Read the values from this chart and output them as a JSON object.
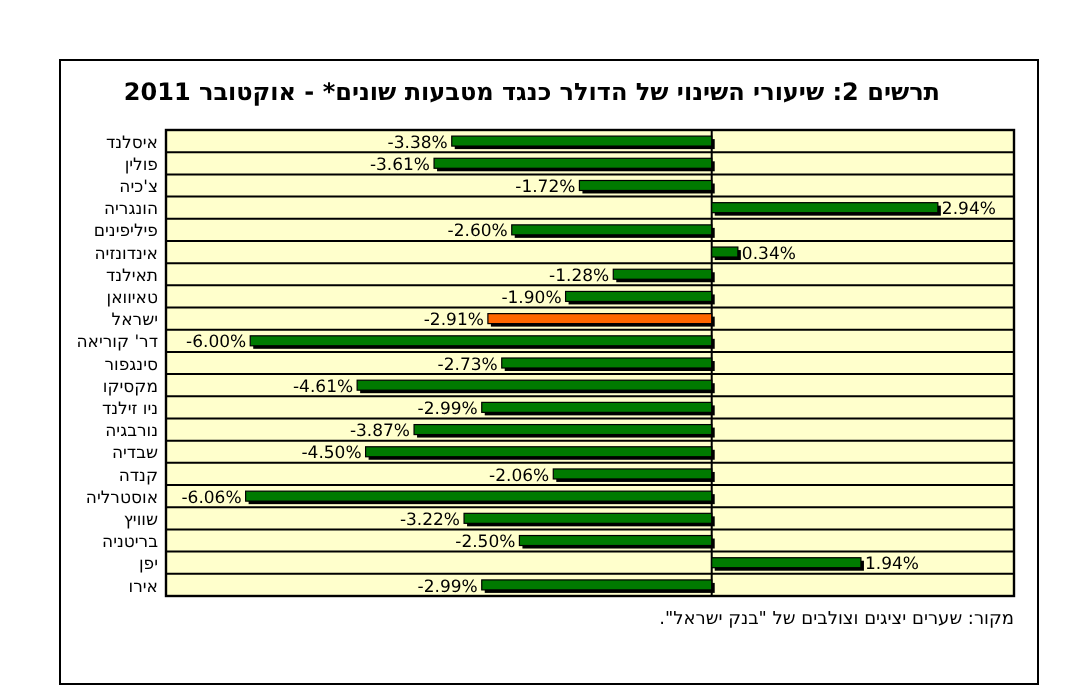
{
  "chart_data": {
    "type": "bar",
    "orientation": "horizontal",
    "title": "תרשים 2: שיעורי השינוי של הדולר כנגד מטבעות שונים* - אוקטובר 2011",
    "categories": [
      "איסלנד",
      "פולין",
      "צ'כיה",
      "הונגריה",
      "פיליפינים",
      "אינדונזיה",
      "תאילנד",
      "טאיוואן",
      "ישראל",
      "דר' קוריאה",
      "סינגפור",
      "מקסיקו",
      "ניו זילנד",
      "נורבגיה",
      "שבדיה",
      "קנדה",
      "אוסטרליה",
      "שוויץ",
      "בריטניה",
      "יפן",
      "אירו"
    ],
    "values": [
      -3.38,
      -3.61,
      -1.72,
      2.94,
      -2.6,
      0.34,
      -1.28,
      -1.9,
      -2.91,
      -6.0,
      -2.73,
      -4.61,
      -2.99,
      -3.87,
      -4.5,
      -2.06,
      -6.06,
      -3.22,
      -2.5,
      1.94,
      -2.99
    ],
    "value_labels": [
      "-3.38%",
      "-3.61%",
      "-1.72%",
      "2.94%",
      "-2.60%",
      "0.34%",
      "-1.28%",
      "-1.90%",
      "-2.91%",
      "-6.00%",
      "-2.73%",
      "-4.61%",
      "-2.99%",
      "-3.87%",
      "-4.50%",
      "-2.06%",
      "-6.06%",
      "-3.22%",
      "-2.50%",
      "1.94%",
      "-2.99%"
    ],
    "colors": [
      "#007a00",
      "#007a00",
      "#007a00",
      "#007a00",
      "#007a00",
      "#007a00",
      "#007a00",
      "#007a00",
      "#ff6600",
      "#007a00",
      "#007a00",
      "#007a00",
      "#007a00",
      "#007a00",
      "#007a00",
      "#007a00",
      "#007a00",
      "#007a00",
      "#007a00",
      "#007a00",
      "#007a00"
    ],
    "grid": "y",
    "annotations": [
      "מקור: שערים יציגים וצולבים של \"בנק ישראל\"."
    ]
  }
}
****************
* TASK REQUIREMENTS
Pull out each line of the entries that contains "ישראל".

* ANSWER TO THE TASK
      "ישראל",
      "מקור: שערים יציגים וצולבים של \"בנק ישראל\"."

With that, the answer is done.